TASK DESCRIPTION | Filter the data for lines with the word "this", then copy every line so identified.

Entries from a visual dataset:
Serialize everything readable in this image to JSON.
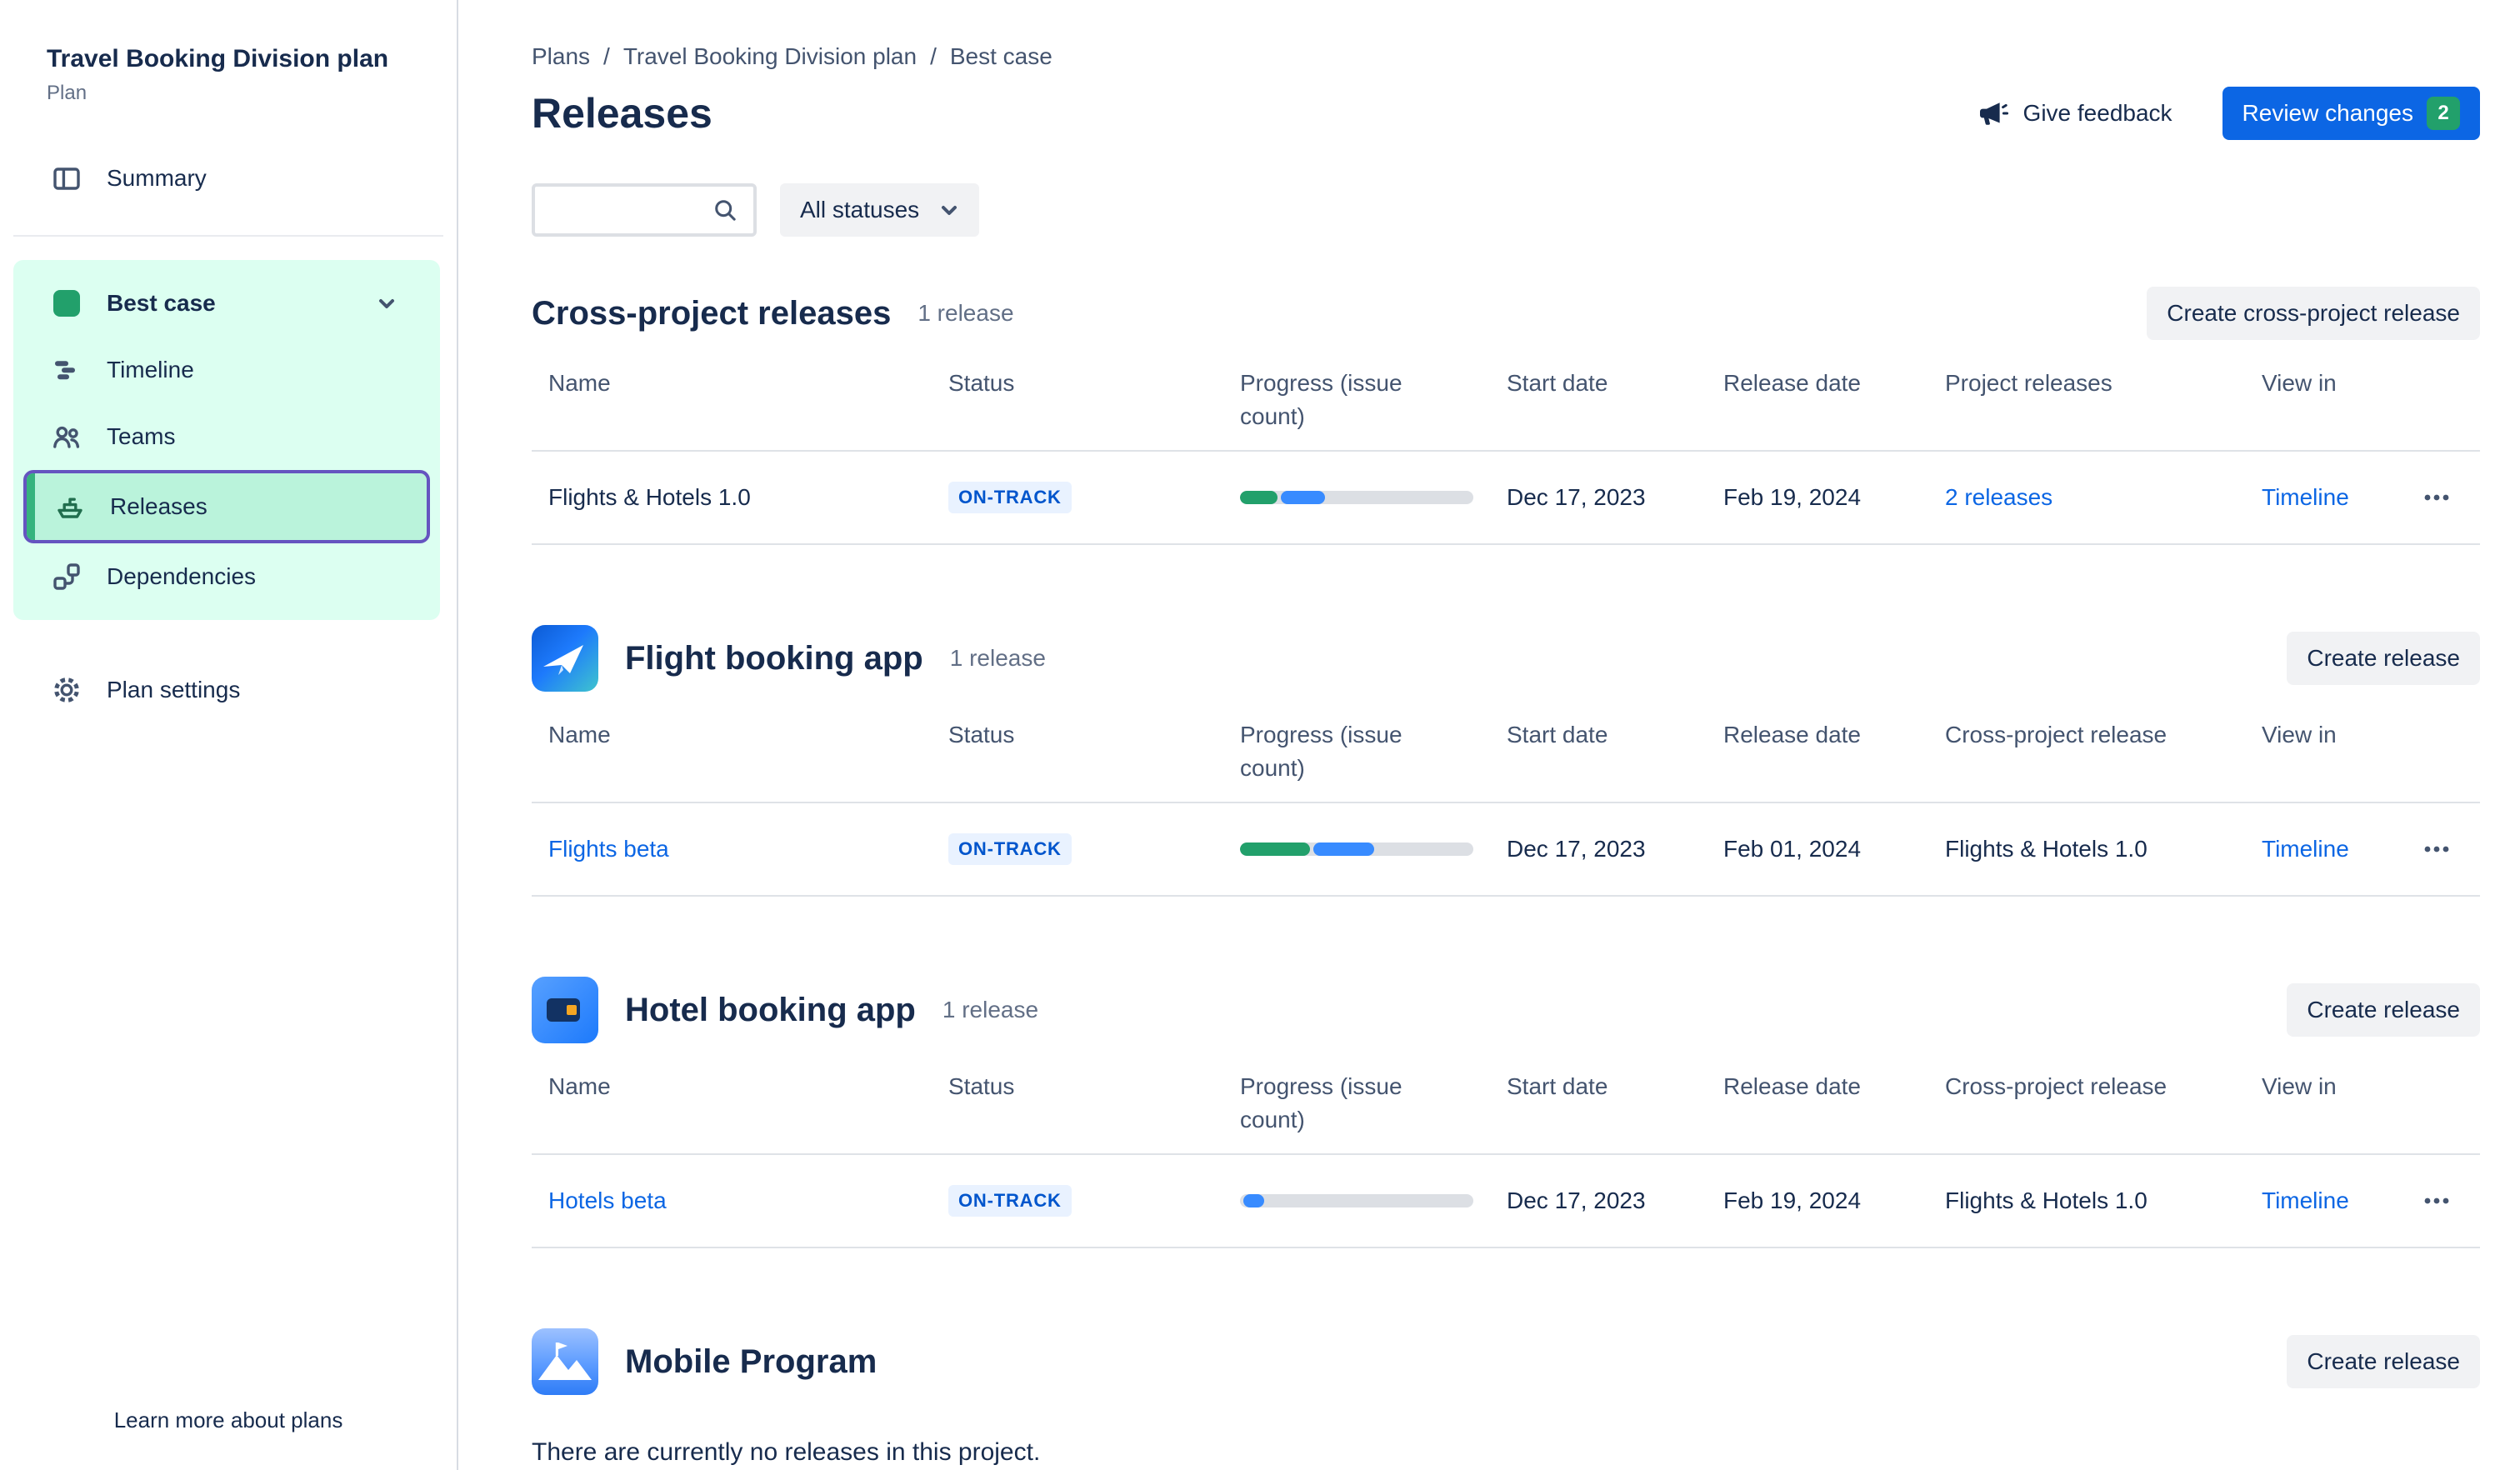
{
  "sidebar": {
    "plan_title": "Travel Booking Division plan",
    "plan_type": "Plan",
    "summary": "Summary",
    "scenario_label": "Best case",
    "nav": {
      "timeline": "Timeline",
      "teams": "Teams",
      "releases": "Releases",
      "dependencies": "Dependencies"
    },
    "plan_settings": "Plan settings",
    "learn_more": "Learn more about plans"
  },
  "header": {
    "breadcrumb": {
      "plans": "Plans",
      "plan": "Travel Booking Division plan",
      "scenario": "Best case"
    },
    "separator": "/",
    "page_title": "Releases",
    "give_feedback": "Give feedback",
    "review_changes": "Review changes",
    "review_badge": "2"
  },
  "toolbar": {
    "search_placeholder": "",
    "status_filter": "All statuses"
  },
  "sections": [
    {
      "title": "Cross-project releases",
      "count": "1 release",
      "action": "Create cross-project release",
      "headers": [
        "Name",
        "Status",
        "Progress (issue count)",
        "Start date",
        "Release date",
        "Project releases",
        "View in"
      ],
      "row": {
        "name": "Flights & Hotels 1.0",
        "status": "ON-TRACK",
        "progress": {
          "done_pct": 16,
          "in_progress_pct": 19
        },
        "start_date": "Dec 17, 2023",
        "release_date": "Feb 19, 2024",
        "related": "2 releases",
        "view_in": "Timeline"
      }
    },
    {
      "title": "Flight booking app",
      "count": "1 release",
      "action": "Create release",
      "headers": [
        "Name",
        "Status",
        "Progress (issue count)",
        "Start date",
        "Release date",
        "Cross-project release",
        "View in"
      ],
      "row": {
        "name": "Flights beta",
        "status": "ON-TRACK",
        "progress": {
          "done_pct": 30,
          "in_progress_pct": 26
        },
        "start_date": "Dec 17, 2023",
        "release_date": "Feb 01, 2024",
        "related": "Flights & Hotels 1.0",
        "view_in": "Timeline"
      }
    },
    {
      "title": "Hotel booking app",
      "count": "1 release",
      "action": "Create release",
      "headers": [
        "Name",
        "Status",
        "Progress (issue count)",
        "Start date",
        "Release date",
        "Cross-project release",
        "View in"
      ],
      "row": {
        "name": "Hotels beta",
        "status": "ON-TRACK",
        "progress": {
          "done_pct": 0,
          "in_progress_pct": 9
        },
        "start_date": "Dec 17, 2023",
        "release_date": "Feb 19, 2024",
        "related": "Flights & Hotels 1.0",
        "view_in": "Timeline"
      }
    },
    {
      "title": "Mobile Program",
      "action": "Create release",
      "empty_text": "There are currently no releases in this project."
    }
  ],
  "colors": {
    "primary_blue": "#0C66E4",
    "link_blue": "#0C66E4",
    "on_track_bg": "#E9F2FF",
    "on_track_text": "#0055CC",
    "progress_done": "#22A06B",
    "progress_in_progress": "#388BFF",
    "sidebar_scenario_bg": "#DCFFF1",
    "sidebar_active_bg": "#BAF3DB",
    "highlight_purple": "#6554C0",
    "review_badge_green": "#22A06B"
  }
}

EXERCISE ANSWER |
Serialize everything readable in this image to JSON.
      "empty_text": "There are currently no releases in this project."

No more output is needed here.